- **Dataset rows**:
>>>

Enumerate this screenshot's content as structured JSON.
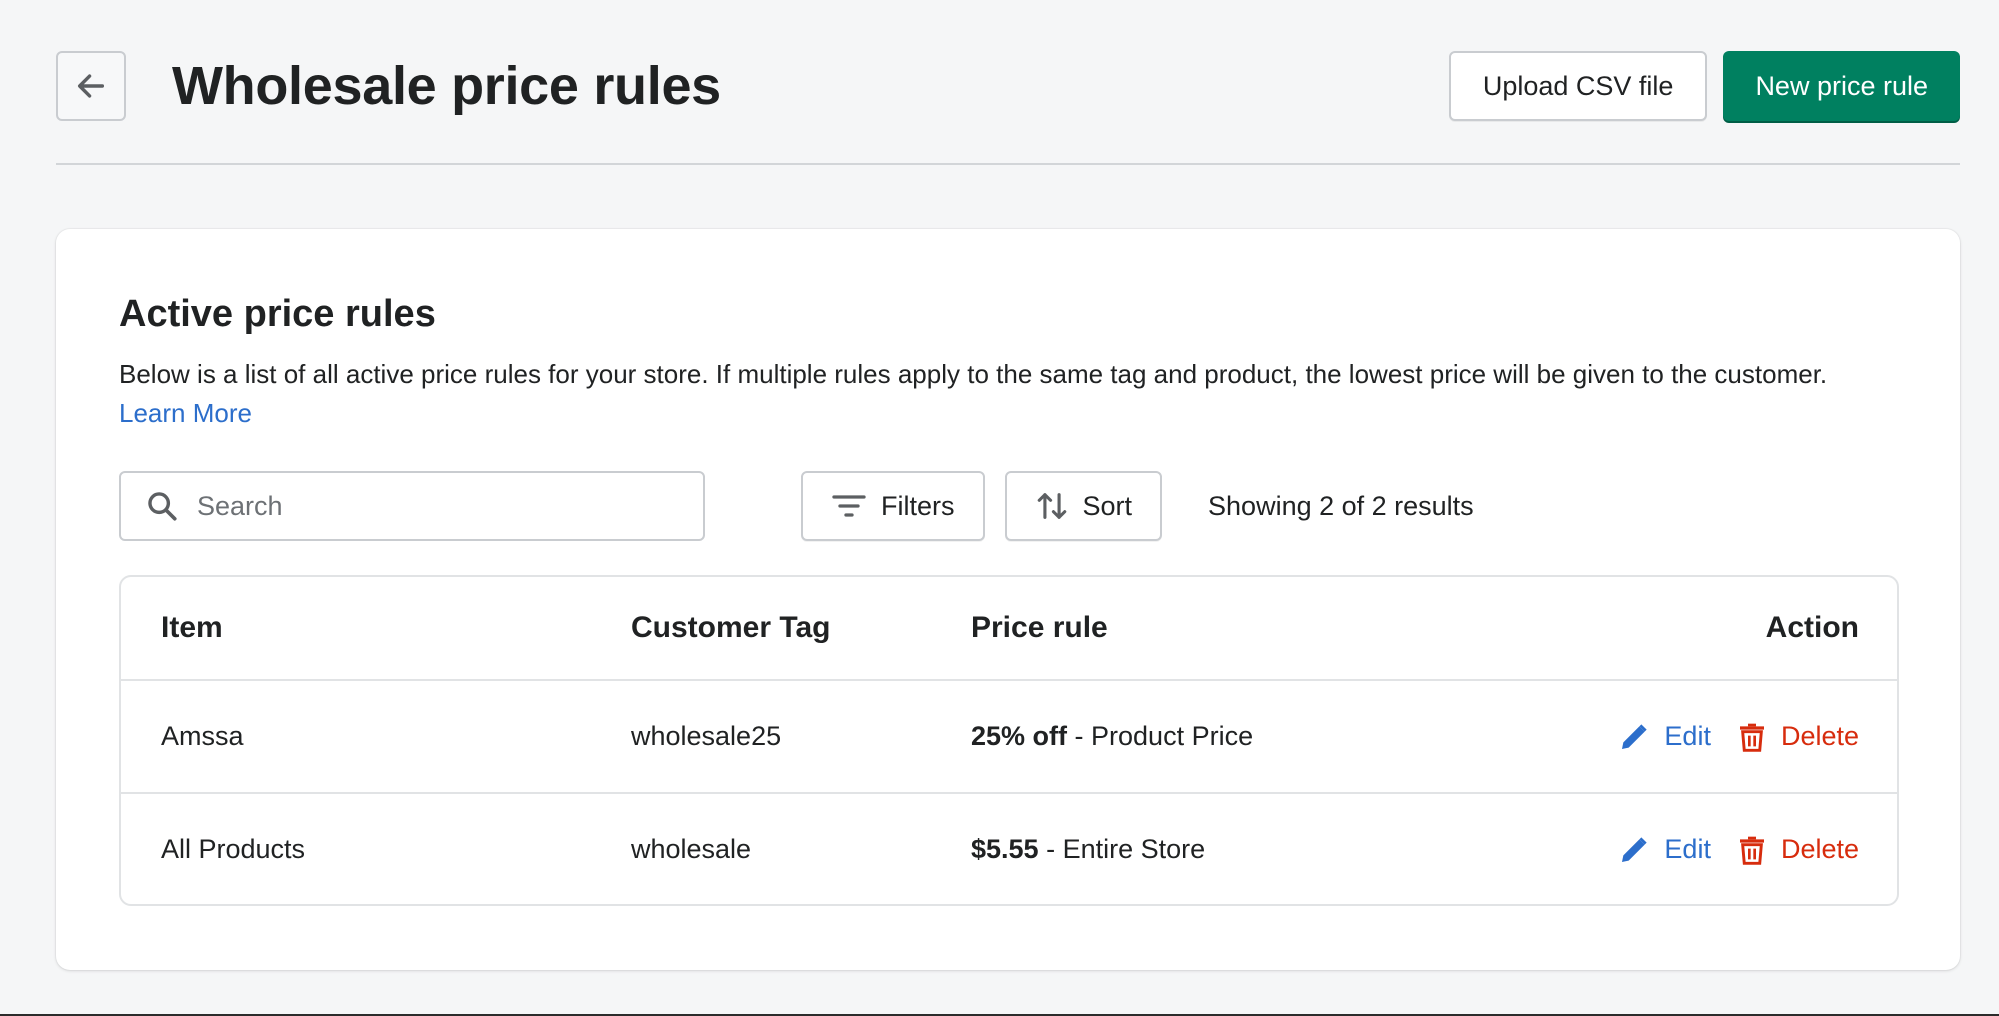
{
  "header": {
    "title": "Wholesale price rules",
    "upload_label": "Upload CSV file",
    "new_rule_label": "New price rule"
  },
  "card": {
    "title": "Active price rules",
    "description": "Below is a list of all active price rules for your store. If multiple rules apply to the same tag and product, the lowest price will be given to the customer.",
    "learn_more": "Learn More"
  },
  "toolbar": {
    "search_placeholder": "Search",
    "filters_label": "Filters",
    "sort_label": "Sort",
    "results_text": "Showing 2 of 2 results"
  },
  "table": {
    "columns": [
      "Item",
      "Customer Tag",
      "Price rule",
      "Action"
    ],
    "rows": [
      {
        "item": "Amssa",
        "tag": "wholesale25",
        "rule_value": "25% off",
        "rule_scope": " - Product Price",
        "edit": "Edit",
        "delete": "Delete"
      },
      {
        "item": "All Products",
        "tag": "wholesale",
        "rule_value": "$5.55",
        "rule_scope": " - Entire Store",
        "edit": "Edit",
        "delete": "Delete"
      }
    ]
  },
  "colors": {
    "primary": "#008060",
    "link": "#2c6ecb",
    "destructive": "#d72c0d",
    "background": "#f5f6f7"
  },
  "icons": [
    "arrow-left-icon",
    "search-icon",
    "filter-icon",
    "sort-icon",
    "pencil-icon",
    "trash-icon"
  ]
}
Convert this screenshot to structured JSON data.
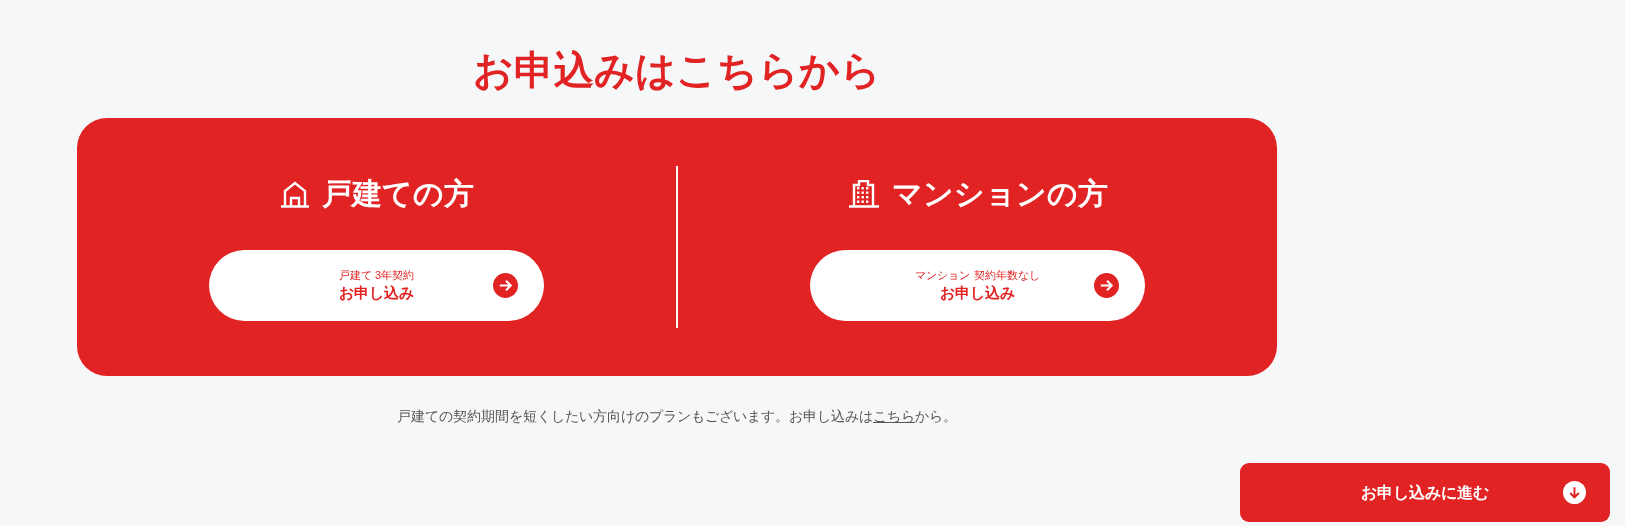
{
  "title": "お申込みはこちらから",
  "plans": [
    {
      "kind": "house",
      "heading": "戸建ての方",
      "button": {
        "sub": "戸建て 3年契約",
        "label": "お申し込み"
      }
    },
    {
      "kind": "building",
      "heading": "マンションの方",
      "button": {
        "sub": "マンション 契約年数なし",
        "label": "お申し込み"
      }
    }
  ],
  "note": {
    "before": "戸建ての契約期間を短くしたい方向けのプランもございます。お申し込みは",
    "link": "こちら",
    "after": "から。"
  },
  "floating_button": {
    "label": "お申し込みに進む"
  }
}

<<<

- **Goal**:
Write down every line of the data above that includes the string "rules".

- **Answer for the task**:
    "title": "Wholesale price rules",
    "title": "Active price rules",
    "description": "Below is a list of all active price rules for your store. If multiple rules apply to the same tag and product, the lowest price will be given to the customer.",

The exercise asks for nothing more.